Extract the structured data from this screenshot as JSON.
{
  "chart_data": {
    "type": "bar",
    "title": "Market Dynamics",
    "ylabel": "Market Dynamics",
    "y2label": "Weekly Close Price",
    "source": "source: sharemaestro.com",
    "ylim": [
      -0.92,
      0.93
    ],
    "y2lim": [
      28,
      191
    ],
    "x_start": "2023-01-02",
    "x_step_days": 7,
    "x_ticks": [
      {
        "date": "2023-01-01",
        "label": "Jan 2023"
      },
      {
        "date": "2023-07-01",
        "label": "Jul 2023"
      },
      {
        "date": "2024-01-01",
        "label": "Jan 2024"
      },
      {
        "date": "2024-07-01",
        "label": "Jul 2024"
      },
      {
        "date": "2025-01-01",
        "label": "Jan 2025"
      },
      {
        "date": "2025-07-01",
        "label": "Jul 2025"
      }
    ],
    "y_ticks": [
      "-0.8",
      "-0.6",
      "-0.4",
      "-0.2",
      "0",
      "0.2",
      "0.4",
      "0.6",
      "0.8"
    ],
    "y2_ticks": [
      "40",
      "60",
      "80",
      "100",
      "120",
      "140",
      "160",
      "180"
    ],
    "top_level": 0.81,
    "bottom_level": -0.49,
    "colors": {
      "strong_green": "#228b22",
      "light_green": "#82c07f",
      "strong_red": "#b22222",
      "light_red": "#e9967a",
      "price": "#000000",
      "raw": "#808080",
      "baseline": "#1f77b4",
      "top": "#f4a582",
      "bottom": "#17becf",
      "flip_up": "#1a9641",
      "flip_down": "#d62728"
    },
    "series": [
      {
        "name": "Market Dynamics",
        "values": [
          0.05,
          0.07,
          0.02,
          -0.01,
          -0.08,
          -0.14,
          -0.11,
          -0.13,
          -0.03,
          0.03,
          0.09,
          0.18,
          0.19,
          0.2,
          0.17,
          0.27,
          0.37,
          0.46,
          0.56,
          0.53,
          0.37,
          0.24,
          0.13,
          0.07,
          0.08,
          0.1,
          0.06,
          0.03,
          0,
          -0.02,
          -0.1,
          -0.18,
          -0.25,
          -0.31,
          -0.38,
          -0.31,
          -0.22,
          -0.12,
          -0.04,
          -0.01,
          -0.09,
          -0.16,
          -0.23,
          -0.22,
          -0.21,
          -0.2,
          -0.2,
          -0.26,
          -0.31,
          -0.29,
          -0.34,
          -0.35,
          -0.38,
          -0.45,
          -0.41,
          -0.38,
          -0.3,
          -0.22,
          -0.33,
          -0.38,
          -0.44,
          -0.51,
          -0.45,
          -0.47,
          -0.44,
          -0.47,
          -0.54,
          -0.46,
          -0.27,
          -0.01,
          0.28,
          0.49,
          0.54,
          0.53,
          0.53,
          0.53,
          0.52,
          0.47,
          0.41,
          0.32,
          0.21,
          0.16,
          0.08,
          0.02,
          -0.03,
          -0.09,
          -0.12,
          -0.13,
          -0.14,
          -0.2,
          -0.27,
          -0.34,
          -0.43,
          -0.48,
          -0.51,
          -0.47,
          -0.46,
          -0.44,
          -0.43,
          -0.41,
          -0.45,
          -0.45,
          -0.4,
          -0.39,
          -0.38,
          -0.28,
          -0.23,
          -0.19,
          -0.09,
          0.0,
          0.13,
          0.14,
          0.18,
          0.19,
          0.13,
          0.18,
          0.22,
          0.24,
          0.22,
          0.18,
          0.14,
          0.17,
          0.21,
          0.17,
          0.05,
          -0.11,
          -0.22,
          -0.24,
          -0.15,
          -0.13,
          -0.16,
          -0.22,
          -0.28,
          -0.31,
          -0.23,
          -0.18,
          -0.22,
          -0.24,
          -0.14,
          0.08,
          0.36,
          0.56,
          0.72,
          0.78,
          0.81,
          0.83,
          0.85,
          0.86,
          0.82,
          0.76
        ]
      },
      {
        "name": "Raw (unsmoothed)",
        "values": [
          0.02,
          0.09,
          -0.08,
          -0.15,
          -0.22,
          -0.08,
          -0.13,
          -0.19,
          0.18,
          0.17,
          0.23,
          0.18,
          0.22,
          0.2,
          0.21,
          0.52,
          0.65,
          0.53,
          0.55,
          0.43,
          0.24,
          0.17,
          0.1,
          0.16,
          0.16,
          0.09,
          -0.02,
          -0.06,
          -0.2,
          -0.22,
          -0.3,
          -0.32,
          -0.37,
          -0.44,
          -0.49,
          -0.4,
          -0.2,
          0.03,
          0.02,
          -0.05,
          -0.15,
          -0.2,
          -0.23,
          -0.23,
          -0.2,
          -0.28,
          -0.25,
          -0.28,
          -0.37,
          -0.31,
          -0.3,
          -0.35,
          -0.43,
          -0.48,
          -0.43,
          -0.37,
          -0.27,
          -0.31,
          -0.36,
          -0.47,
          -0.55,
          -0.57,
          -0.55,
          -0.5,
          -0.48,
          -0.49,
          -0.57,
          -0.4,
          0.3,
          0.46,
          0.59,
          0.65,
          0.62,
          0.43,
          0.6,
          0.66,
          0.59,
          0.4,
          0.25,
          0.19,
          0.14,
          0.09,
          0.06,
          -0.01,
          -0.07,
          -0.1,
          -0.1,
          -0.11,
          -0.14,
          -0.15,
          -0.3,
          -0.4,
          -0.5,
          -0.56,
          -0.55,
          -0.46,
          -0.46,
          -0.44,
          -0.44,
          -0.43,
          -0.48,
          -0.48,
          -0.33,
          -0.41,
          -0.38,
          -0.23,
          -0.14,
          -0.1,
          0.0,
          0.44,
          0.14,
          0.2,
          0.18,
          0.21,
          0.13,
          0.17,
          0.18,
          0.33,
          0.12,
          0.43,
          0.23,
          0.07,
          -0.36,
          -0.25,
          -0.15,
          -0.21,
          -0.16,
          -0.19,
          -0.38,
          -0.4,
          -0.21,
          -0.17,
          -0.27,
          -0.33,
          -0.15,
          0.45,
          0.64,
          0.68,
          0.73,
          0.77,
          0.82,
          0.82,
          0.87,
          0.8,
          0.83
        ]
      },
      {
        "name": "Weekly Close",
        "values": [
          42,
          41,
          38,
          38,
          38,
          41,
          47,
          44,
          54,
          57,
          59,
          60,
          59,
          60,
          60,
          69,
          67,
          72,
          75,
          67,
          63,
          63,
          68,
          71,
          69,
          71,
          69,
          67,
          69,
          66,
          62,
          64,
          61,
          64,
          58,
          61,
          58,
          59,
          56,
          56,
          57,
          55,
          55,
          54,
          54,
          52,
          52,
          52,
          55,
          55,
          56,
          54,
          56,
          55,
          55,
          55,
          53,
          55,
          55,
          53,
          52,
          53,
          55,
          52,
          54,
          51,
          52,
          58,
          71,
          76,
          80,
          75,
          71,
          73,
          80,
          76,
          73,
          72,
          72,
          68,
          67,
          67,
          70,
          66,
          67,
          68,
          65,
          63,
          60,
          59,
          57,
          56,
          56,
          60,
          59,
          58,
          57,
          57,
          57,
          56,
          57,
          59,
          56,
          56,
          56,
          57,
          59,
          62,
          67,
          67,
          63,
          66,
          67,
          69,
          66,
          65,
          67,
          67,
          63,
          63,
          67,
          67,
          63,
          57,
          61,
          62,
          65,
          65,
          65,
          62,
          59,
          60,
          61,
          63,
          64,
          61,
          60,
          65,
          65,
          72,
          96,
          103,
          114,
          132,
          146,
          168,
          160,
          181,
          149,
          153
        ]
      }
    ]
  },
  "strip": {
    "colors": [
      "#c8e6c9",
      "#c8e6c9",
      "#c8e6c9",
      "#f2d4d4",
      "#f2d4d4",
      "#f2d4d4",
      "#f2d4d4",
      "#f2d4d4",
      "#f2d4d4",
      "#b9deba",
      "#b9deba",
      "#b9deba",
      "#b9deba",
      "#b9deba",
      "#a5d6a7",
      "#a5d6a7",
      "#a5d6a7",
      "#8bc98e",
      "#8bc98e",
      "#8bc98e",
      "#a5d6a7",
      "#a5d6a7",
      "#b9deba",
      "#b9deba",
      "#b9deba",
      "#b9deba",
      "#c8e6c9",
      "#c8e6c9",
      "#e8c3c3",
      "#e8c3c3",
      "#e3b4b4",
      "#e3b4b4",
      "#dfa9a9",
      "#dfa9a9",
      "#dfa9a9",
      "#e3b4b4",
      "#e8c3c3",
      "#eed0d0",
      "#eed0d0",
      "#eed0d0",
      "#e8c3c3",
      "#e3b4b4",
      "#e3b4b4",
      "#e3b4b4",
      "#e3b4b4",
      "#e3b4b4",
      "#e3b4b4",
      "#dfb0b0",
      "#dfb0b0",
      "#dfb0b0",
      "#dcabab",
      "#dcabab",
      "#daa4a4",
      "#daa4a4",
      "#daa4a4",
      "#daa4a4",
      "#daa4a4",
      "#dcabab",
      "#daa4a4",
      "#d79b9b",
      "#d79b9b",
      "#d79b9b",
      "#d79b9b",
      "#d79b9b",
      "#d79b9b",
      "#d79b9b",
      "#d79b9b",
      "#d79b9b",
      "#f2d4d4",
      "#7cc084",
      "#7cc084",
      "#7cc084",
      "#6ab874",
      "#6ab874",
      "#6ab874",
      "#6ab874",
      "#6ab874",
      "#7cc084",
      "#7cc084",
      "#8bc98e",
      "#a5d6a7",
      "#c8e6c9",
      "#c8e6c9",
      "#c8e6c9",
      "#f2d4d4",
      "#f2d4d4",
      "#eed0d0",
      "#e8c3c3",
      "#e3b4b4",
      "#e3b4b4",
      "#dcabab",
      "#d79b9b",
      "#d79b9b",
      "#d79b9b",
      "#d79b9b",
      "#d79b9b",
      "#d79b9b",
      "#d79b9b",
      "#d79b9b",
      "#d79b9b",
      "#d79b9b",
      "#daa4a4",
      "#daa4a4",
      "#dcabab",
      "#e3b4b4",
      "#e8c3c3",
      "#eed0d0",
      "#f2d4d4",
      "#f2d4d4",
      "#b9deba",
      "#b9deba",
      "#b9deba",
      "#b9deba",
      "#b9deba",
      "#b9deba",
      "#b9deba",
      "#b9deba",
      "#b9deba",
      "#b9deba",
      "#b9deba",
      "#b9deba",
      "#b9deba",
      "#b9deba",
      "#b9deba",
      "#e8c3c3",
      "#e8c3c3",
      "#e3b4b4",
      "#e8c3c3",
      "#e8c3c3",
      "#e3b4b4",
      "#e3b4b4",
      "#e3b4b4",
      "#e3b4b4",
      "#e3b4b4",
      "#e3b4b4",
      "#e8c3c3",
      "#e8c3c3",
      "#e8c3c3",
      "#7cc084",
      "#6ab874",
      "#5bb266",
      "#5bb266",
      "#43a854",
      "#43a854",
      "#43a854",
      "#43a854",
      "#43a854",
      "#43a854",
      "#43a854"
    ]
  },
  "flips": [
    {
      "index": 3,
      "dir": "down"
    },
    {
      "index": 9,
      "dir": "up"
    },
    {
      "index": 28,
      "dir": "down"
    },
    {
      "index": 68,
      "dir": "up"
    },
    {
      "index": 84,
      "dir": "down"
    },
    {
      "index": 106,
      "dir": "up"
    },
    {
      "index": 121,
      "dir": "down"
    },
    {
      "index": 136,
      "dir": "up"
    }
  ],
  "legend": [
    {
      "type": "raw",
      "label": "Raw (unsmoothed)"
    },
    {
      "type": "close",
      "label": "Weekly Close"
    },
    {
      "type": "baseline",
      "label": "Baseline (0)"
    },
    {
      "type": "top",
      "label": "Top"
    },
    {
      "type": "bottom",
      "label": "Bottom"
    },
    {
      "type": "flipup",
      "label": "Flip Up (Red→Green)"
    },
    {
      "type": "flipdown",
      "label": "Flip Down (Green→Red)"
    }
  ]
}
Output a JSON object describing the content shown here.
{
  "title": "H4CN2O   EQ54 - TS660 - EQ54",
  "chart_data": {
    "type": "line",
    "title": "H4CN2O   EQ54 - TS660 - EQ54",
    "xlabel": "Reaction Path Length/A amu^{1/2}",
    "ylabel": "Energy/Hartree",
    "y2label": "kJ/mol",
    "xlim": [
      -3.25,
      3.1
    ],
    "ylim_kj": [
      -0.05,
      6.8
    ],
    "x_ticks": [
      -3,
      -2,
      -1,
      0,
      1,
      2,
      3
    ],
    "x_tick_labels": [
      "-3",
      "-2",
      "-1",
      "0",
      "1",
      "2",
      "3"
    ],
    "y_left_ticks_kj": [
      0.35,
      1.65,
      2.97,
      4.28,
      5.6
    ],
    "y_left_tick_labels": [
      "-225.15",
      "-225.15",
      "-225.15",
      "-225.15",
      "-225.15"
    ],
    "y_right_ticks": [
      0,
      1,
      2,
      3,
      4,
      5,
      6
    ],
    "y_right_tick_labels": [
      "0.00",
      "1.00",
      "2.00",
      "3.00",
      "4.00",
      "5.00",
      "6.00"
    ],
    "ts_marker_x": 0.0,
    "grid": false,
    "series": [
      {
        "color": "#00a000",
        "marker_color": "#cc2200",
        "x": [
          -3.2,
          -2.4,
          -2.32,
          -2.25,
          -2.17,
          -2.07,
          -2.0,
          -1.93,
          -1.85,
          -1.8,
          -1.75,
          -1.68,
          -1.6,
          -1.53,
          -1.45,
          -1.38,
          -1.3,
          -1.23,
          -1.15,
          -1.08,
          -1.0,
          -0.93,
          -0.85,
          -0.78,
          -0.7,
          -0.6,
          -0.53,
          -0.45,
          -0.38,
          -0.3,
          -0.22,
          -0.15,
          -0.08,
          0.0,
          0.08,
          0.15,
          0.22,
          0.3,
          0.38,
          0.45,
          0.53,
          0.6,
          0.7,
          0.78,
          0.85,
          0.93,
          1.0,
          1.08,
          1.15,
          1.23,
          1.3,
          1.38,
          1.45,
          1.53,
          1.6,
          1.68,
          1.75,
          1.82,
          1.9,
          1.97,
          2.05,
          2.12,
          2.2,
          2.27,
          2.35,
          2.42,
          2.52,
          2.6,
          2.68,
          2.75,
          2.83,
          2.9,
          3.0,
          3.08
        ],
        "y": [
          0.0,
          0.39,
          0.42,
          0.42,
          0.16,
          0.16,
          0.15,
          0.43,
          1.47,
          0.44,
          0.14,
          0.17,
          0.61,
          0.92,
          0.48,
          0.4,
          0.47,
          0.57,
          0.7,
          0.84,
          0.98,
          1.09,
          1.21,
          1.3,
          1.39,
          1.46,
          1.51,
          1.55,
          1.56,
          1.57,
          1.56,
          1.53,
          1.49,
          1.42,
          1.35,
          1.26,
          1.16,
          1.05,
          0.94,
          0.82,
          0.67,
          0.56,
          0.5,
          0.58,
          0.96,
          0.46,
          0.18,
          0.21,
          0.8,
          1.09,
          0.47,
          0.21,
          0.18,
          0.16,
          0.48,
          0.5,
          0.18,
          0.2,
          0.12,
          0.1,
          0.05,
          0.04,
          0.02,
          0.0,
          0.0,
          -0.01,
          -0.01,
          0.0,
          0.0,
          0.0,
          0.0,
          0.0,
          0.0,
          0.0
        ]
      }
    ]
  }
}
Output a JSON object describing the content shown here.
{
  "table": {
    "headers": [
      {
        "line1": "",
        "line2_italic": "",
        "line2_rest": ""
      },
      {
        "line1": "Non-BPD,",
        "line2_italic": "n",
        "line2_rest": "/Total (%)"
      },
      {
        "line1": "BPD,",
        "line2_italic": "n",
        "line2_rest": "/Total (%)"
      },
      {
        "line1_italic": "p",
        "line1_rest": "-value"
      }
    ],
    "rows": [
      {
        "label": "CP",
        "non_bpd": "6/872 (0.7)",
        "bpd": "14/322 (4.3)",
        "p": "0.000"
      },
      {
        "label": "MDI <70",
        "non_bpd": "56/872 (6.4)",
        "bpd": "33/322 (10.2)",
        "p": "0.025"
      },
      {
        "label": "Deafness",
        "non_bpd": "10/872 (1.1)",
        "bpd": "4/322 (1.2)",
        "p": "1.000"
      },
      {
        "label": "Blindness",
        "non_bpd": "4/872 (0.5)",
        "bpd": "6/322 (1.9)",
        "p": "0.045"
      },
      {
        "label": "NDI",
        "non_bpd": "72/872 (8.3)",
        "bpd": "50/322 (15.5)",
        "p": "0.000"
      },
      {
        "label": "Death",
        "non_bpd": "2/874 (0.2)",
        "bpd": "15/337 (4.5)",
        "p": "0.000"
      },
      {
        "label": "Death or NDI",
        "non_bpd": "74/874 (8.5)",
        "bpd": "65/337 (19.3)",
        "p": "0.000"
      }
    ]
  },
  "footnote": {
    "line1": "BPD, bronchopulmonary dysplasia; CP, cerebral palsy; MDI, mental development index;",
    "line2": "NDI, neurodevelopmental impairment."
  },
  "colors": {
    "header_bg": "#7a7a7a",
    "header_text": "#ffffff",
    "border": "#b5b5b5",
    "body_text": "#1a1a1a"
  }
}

....................

**What is expected:** Locate the string "date" in the listing above and copy every line where it occurs.

**Right answer:**
        "date": "2023-01-01",
        "date": "2023-07-01",
        "date": "2024-01-01",
        "date": "2024-07-01",
        "date": "2025-01-01",
        "date": "2025-07-01",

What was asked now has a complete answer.